_PROBLEM REQUIREMENTS_
Below are some records. Copy every line in them that holds "icon".

Extracted data entries:
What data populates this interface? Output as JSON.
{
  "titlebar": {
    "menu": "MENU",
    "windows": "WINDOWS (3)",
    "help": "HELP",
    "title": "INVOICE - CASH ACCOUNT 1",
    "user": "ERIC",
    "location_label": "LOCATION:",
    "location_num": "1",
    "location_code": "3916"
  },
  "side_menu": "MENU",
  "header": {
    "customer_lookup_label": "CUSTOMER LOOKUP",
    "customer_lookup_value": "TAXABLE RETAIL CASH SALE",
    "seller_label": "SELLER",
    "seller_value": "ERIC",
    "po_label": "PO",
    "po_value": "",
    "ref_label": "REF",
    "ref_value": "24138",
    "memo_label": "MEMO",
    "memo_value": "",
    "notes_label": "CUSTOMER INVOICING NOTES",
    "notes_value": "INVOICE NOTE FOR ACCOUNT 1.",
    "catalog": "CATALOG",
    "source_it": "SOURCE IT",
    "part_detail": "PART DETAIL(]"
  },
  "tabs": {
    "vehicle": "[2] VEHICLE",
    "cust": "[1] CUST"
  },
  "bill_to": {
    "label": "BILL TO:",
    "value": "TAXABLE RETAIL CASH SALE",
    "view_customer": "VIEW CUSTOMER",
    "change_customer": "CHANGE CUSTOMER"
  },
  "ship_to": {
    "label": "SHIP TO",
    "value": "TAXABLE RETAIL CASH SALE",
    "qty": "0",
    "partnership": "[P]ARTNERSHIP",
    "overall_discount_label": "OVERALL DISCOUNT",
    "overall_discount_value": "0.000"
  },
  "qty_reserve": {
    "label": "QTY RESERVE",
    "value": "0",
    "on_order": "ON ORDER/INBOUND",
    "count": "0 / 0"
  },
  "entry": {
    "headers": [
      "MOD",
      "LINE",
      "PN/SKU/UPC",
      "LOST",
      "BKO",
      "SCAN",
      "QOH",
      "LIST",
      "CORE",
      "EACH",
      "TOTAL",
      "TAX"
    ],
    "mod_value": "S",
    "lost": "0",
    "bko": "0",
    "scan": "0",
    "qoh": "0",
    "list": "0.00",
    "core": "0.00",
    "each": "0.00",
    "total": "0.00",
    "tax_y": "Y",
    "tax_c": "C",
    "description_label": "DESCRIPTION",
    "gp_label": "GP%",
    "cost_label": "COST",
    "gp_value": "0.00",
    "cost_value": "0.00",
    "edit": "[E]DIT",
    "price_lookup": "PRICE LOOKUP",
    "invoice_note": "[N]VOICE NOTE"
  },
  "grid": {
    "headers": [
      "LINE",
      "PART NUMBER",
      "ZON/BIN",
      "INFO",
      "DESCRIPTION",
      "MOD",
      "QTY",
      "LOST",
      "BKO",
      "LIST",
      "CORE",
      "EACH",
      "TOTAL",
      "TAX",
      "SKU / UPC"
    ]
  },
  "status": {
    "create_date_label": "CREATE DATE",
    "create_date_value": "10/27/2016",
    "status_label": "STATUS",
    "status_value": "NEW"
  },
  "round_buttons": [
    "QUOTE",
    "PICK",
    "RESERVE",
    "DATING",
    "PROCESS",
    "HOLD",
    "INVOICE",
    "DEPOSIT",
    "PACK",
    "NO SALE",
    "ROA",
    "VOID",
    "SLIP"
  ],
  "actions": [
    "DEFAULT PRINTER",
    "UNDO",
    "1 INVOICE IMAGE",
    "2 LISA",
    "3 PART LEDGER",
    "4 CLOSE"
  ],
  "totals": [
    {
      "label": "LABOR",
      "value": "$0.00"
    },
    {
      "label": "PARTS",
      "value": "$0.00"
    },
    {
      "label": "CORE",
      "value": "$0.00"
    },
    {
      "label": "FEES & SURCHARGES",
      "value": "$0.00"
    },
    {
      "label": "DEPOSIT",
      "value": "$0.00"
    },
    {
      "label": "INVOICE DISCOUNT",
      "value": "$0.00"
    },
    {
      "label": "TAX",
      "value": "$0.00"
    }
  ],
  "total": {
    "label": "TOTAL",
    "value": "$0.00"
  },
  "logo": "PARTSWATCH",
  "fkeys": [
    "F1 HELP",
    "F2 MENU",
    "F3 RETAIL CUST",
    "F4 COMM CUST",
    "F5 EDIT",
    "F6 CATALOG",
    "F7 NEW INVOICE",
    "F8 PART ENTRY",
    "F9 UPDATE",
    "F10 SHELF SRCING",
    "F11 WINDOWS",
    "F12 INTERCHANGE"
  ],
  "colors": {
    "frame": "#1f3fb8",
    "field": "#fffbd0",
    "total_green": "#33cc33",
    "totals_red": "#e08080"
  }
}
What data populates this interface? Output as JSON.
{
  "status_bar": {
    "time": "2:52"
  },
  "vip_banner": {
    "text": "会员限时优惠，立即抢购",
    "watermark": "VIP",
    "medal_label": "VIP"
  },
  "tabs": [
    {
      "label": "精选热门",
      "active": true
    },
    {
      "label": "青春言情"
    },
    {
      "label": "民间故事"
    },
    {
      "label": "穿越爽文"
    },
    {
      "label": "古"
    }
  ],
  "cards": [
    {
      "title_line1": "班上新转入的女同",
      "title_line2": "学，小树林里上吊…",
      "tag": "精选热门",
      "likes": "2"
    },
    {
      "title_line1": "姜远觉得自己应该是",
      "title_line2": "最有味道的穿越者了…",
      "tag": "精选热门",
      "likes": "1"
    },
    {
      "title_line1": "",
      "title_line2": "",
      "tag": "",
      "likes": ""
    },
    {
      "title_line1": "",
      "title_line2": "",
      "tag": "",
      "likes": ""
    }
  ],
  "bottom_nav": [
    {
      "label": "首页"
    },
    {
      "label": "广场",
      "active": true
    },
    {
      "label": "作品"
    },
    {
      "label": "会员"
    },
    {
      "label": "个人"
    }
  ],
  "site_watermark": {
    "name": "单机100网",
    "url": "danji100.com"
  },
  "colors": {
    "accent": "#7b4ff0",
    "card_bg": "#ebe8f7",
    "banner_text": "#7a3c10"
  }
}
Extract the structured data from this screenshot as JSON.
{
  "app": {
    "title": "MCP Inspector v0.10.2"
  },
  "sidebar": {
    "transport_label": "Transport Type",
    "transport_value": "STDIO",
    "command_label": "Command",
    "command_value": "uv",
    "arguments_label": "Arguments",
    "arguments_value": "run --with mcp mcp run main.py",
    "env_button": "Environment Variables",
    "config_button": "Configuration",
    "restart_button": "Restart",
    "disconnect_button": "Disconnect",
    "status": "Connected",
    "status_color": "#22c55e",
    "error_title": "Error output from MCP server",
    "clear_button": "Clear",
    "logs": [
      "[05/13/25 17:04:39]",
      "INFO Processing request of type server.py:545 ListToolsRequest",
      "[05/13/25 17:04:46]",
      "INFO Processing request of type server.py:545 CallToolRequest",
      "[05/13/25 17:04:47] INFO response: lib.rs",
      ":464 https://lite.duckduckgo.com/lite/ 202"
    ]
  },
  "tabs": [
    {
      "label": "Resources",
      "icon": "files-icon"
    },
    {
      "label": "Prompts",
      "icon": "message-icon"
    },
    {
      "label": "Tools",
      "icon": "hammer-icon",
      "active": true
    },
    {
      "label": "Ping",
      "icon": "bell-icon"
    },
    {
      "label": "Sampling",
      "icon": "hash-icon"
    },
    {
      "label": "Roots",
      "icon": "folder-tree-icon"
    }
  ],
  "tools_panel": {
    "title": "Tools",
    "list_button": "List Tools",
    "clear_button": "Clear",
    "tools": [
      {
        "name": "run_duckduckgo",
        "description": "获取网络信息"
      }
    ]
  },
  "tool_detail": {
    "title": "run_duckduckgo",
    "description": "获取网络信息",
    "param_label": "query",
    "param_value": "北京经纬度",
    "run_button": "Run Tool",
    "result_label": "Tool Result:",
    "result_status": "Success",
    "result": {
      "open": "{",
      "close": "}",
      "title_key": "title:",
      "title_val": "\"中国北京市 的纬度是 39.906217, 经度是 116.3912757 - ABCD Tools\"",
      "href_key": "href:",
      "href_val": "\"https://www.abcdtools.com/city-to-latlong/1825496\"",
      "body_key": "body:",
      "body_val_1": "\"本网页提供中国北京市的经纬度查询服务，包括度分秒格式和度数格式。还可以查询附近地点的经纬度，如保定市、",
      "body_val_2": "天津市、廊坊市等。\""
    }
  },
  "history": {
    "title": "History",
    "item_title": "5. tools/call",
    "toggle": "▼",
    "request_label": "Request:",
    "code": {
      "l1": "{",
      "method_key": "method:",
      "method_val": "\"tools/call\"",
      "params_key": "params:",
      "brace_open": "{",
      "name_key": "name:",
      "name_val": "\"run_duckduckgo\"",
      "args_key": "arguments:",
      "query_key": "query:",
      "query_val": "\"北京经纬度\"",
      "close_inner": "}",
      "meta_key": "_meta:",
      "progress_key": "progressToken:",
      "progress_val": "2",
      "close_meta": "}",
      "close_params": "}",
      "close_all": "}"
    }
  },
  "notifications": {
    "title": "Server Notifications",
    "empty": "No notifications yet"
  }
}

_CORRECT RESPONSE_
      "icon": "files-icon"
      "icon": "message-icon"
      "icon": "hammer-icon",
      "icon": "bell-icon"
      "icon": "hash-icon"
      "icon": "folder-tree-icon"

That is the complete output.